* **WORK REQUIRED**
In the Pandi Lestaluhu profile, which team was Pandi playing against when he scored his first international goal?

Pandi Lestaluhu

Personal information
- Full name: Pandi Ahmad Lestaluhu
- Date of birth: 7 August 1997 (age 28)
- Place of birth: Tulehu, Indonesia
- Height: 1.68 m (5 ft 6 in)
- Position: Winger

Senior career*
- Years: Team / Apps / (Gls)
- 2015–2016: Persija Jakarta / 0 / (0)
- 2016–2017: PS TNI / 21 / (2)
- 2017: Persija Jakarta / 10 / (0)
- 2018–2019: PS TIRA / 4 / (0)
- 2019–2020: Kalteng Putra / 21 / (1)
- 2020–2021: Arema / 0 / (0)
- 2020: → Mitra Kukar (loan) / 1 / (2)
- 2021: Mitra Kukar / 8 / (0)
- 2022: Semen Padang / 5 / (0)
- 2023–2025: Nusantara Lampung / 20 / (5)

International career^{‡}
- 2016: Indonesia U19 / 5 / (2)

= Pandi Lestaluhu =

Indonesian association footballer

Pandi Ahmad Lestaluhu (born 7 August 1997) is an Indonesian professional footballer who plays as a winger.

==International career==
In 2016, Pandi represented the Indonesia U-19, in the 2016 AFF U-19 Youth Championship. And on 12 September 2016, in a match AFF U-19 Youth Championship against Myanmar U-19, Pandi made his first international goal.

== Personal life ==
Lestaluhu is one of many siblings, his older brothers Ramdani Lestaluhu, Abduh Lestaluhu, and Rafid Lestaluhu who are also professional footballers, with the first two being former teammates of his at Persija Jakarta.

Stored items
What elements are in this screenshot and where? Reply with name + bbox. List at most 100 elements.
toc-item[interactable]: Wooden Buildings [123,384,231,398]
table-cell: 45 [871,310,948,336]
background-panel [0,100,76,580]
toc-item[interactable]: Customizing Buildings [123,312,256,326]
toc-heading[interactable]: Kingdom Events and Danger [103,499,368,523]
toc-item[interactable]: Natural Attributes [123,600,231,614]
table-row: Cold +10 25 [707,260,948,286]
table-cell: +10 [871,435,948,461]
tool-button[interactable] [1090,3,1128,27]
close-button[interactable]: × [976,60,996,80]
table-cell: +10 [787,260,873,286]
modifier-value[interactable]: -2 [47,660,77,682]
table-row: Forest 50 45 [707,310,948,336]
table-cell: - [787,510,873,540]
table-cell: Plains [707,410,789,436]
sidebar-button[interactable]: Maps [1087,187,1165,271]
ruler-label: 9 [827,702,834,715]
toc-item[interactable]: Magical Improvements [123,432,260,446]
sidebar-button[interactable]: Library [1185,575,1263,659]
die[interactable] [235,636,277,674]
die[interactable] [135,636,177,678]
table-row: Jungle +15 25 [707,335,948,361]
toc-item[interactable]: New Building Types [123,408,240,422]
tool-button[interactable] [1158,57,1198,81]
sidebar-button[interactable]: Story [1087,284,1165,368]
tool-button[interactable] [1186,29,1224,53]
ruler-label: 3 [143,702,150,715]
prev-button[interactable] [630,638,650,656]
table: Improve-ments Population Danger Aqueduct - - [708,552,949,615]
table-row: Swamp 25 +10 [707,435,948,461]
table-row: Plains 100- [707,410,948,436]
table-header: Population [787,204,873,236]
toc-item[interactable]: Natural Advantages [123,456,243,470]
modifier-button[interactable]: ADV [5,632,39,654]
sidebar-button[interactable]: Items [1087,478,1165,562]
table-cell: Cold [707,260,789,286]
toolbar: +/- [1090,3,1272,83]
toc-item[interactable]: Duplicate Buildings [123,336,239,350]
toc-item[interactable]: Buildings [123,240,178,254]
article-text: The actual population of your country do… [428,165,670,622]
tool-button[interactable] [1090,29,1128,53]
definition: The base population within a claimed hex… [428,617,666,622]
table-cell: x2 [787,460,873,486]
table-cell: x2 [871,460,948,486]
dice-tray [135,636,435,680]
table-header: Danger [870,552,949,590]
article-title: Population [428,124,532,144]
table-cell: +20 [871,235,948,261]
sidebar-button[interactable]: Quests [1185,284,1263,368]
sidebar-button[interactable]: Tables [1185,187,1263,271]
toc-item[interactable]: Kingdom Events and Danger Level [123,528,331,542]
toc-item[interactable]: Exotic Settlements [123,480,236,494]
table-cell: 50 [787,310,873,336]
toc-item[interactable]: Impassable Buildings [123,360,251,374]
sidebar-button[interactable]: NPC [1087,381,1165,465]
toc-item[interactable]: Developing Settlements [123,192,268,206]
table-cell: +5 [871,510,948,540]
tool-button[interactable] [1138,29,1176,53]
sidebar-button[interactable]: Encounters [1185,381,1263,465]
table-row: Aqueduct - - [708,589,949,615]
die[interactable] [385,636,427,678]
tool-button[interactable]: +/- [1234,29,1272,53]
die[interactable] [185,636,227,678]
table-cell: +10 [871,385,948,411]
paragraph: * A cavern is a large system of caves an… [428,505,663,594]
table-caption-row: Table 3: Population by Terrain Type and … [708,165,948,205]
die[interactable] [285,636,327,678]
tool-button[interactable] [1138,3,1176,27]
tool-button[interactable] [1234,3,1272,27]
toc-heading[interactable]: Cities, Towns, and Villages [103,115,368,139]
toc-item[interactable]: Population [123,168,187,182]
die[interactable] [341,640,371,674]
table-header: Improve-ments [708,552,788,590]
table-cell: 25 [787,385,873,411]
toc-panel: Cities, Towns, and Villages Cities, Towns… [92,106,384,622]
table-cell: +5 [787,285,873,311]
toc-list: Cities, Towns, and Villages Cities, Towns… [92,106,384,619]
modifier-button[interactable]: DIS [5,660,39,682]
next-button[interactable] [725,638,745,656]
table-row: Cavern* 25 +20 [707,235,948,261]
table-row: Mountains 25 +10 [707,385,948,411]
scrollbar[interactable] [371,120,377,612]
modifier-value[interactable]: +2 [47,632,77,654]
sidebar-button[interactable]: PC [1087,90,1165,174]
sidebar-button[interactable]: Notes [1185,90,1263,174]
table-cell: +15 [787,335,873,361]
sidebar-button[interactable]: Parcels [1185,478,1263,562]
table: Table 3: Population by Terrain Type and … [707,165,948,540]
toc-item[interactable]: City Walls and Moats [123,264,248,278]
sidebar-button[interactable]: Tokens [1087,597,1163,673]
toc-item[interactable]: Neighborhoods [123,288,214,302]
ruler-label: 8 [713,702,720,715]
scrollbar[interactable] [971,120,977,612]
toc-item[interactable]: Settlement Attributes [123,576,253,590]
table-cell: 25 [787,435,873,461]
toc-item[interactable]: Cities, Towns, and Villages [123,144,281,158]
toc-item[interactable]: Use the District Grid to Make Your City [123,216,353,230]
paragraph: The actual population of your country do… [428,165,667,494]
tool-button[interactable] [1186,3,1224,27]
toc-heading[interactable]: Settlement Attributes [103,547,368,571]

* **WRITTEN RESPONSE**
Myanmar U-19